* What to work on *
Find the word "σῶμα" in the listing; pull out each line holding it.

* Records for the exercise *
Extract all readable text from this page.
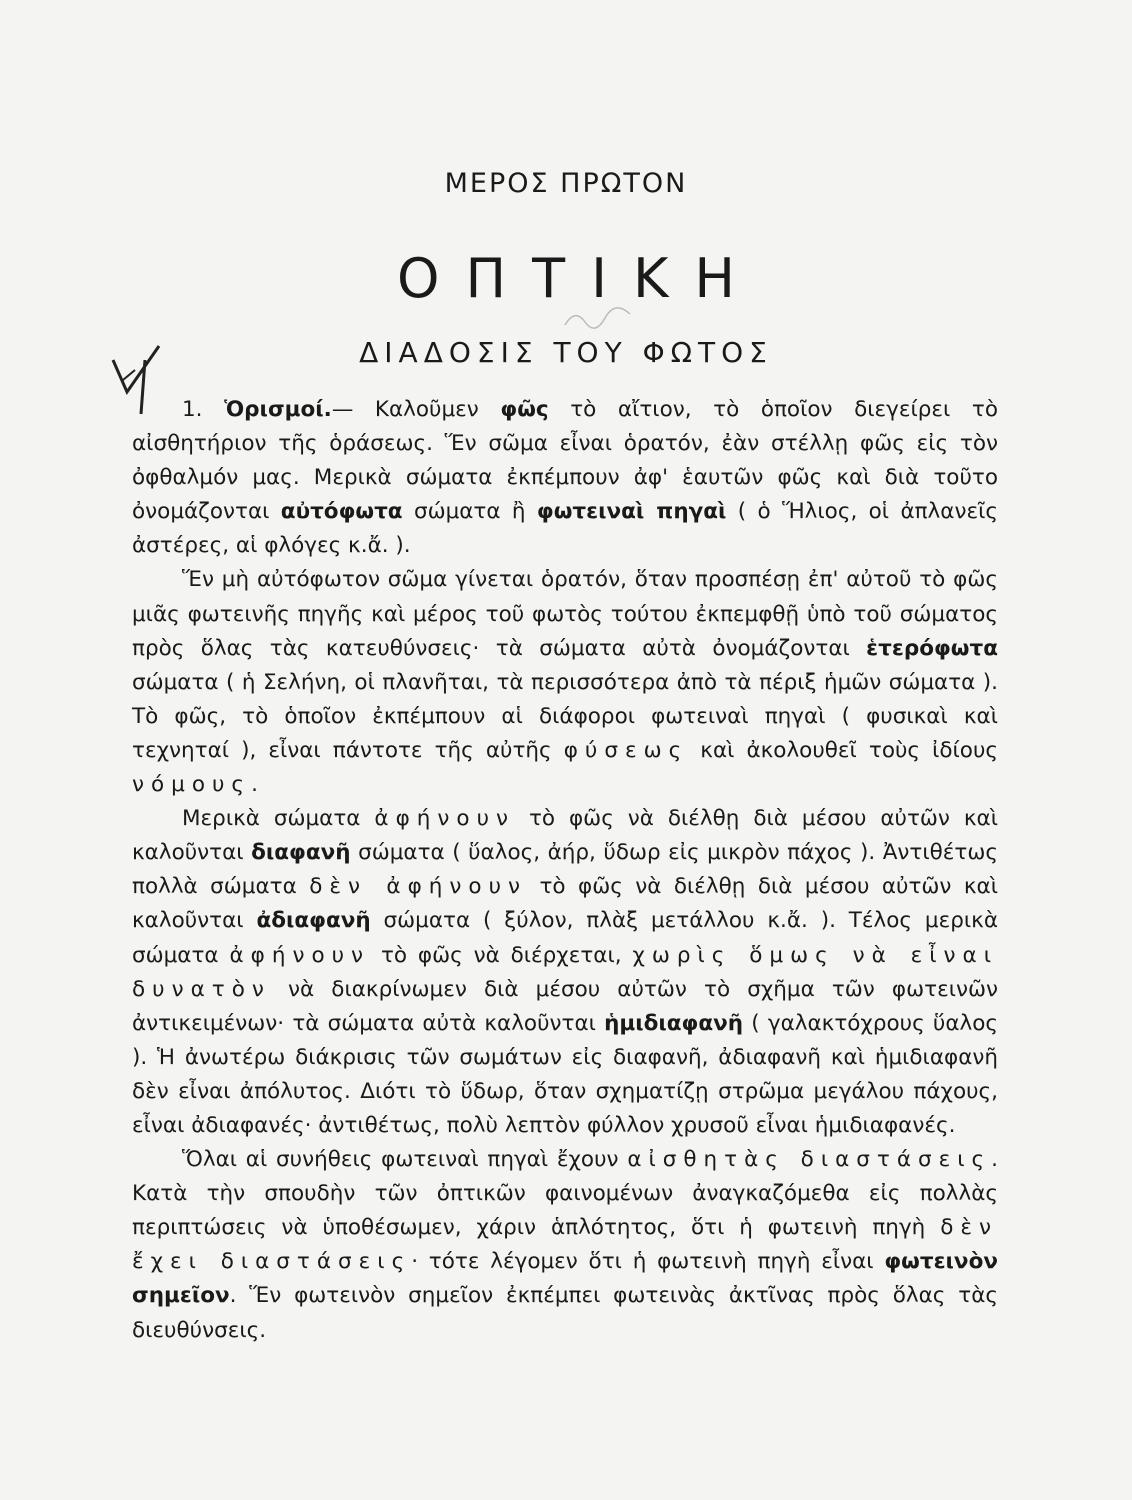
ΜΕΡΟΣ ΠΡΩΤΟΝ
ΟΠΤΙΚΗ
ΔΙΑΔΟΣΙΣ ΤΟΥ ΦΩΤΟΣ

1. Ὁρισμοί.— Καλοῦμεν φῶς τὸ αἴτιον, τὸ ὁποῖον διεγείρει τὸ αἰσθητήριον τῆς ὁράσεως. Ἕν σῶμα εἶναι ὁρατόν, ἐὰν στέλλῃ φῶς εἰς τὸν ὀφθαλμόν μας. Μερικὰ σώματα ἐκπέμπουν ἀφ' ἑαυτῶν φῶς καὶ διὰ τοῦτο ὀνομάζονται αὐτόφωτα σώματα ἢ φωτειναὶ πηγαὶ ( ὁ Ἥλιος, οἱ ἀπλανεῖς ἀστέρες, αἱ φλόγες κ.ἄ. ).

Ἕν μὴ αὐτόφωτον σῶμα γίνεται ὁρατόν, ὅταν προσπέσῃ ἐπ' αὐτοῦ τὸ φῶς μιᾶς φωτεινῆς πηγῆς καὶ μέρος τοῦ φωτὸς τούτου ἐκπεμφθῇ ὑπὸ τοῦ σώματος πρὸς ὅλας τὰς κατευθύνσεις· τὰ σώματα αὐτὰ ὀνομάζονται ἑτερόφωτα σώματα ( ἡ Σελήνη, οἱ πλανῆται, τὰ περισσότερα ἀπὸ τὰ πέριξ ἡμῶν σώματα ). Τὸ φῶς, τὸ ὁποῖον ἐκπέμπουν αἱ διάφοροι φωτειναὶ πηγαὶ ( φυσικαὶ καὶ τεχνηταί ), εἶναι πάντοτε τῆς αὐτῆς φύσεως καὶ ἀκολουθεῖ τοὺς ἰδίους νόμους.

Μερικὰ σώματα ἀφήνουν τὸ φῶς νὰ διέλθῃ διὰ μέσου αὐτῶν καὶ καλοῦνται διαφανῆ σώματα ( ὕαλος, ἀήρ, ὕδωρ εἰς μικρὸν πάχος ). Ἀντιθέτως πολλὰ σώματα δὲν ἀφήνουν τὸ φῶς νὰ διέλθῃ διὰ μέσου αὐτῶν καὶ καλοῦνται ἀδιαφανῆ σώματα ( ξύλον, πλὰξ μετάλλου κ.ἄ. ). Τέλος μερικὰ σώματα ἀφήνουν τὸ φῶς νὰ διέρχεται, χωρὶς ὅμως νὰ εἶναι δυνατὸν νὰ διακρίνωμεν διὰ μέσου αὐτῶν τὸ σχῆμα τῶν φωτεινῶν ἀντικειμένων· τὰ σώματα αὐτὰ καλοῦνται ἡμιδιαφανῆ ( γαλακτόχρους ὕαλος ). Ἡ ἀνωτέρω διάκρισις τῶν σωμάτων εἰς διαφανῆ, ἀδιαφανῆ καὶ ἡμιδιαφανῆ δὲν εἶναι ἀπόλυτος. Διότι τὸ ὕδωρ, ὅταν σχηματίζῃ στρῶμα μεγάλου πάχους, εἶναι ἀδιαφανές· ἀντιθέτως, πολὺ λεπτὸν φύλλον χρυσοῦ εἶναι ἡμιδιαφανές.

Ὅλαι αἱ συνήθεις φωτειναὶ πηγαὶ ἔχουν αἰσθητὰς διαστάσεις. Κατὰ τὴν σπουδὴν τῶν ὀπτικῶν φαινομένων ἀναγκαζόμεθα εἰς πολλὰς περιπτώσεις νὰ ὑποθέσωμεν, χάριν ἁπλότητος, ὅτι ἡ φωτεινὴ πηγὴ δὲν ἔχει διαστάσεις· τότε λέγομεν ὅτι ἡ φωτεινὴ πηγὴ εἶναι φωτεινὸν σημεῖον. Ἕν φωτεινὸν σημεῖον ἐκπέμπει φωτεινὰς ἀκτῖνας πρὸς ὅλας τὰς διευθύνσεις.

* Final result *
1. Ὁρισμοί.— Καλοῦμεν φῶς τὸ αἴτιον, τὸ ὁποῖον διεγείρει τὸ αἰσθητήριον τῆς ὁράσεως. Ἕν σῶμα εἶναι ὁρατόν, ἐὰν στέλλῃ φῶς εἰς τὸν ὀφθαλμόν μας. Μερικὰ σώματα ἐκπέμπουν ἀφ' ἑαυτῶν φῶς καὶ διὰ τοῦτο ὀνομάζονται αὐτόφωτα σώματα ἢ φωτειναὶ πηγαὶ ( ὁ Ἥλιος, οἱ ἀπλανεῖς ἀστέρες, αἱ φλόγες κ.ἄ. ).
Ἕν μὴ αὐτόφωτον σῶμα γίνεται ὁρατόν, ὅταν προσπέσῃ ἐπ' αὐτοῦ τὸ φῶς μιᾶς φωτεινῆς πηγῆς καὶ μέρος τοῦ φωτὸς τούτου ἐκπεμφθῇ ὑπὸ τοῦ σώματος πρὸς ὅλας τὰς κατευθύνσεις· τὰ σώματα αὐτὰ ὀνομάζονται ἑτερόφωτα σώματα ( ἡ Σελήνη, οἱ πλανῆται, τὰ περισσότερα ἀπὸ τὰ πέριξ ἡμῶν σώματα ). Τὸ φῶς, τὸ ὁποῖον ἐκπέμπουν αἱ διάφοροι φωτειναὶ πηγαὶ ( φυσικαὶ καὶ τεχνηταί ), εἶναι πάντοτε τῆς αὐτῆς φύσεως καὶ ἀκολουθεῖ τοὺς ἰδίους νόμους.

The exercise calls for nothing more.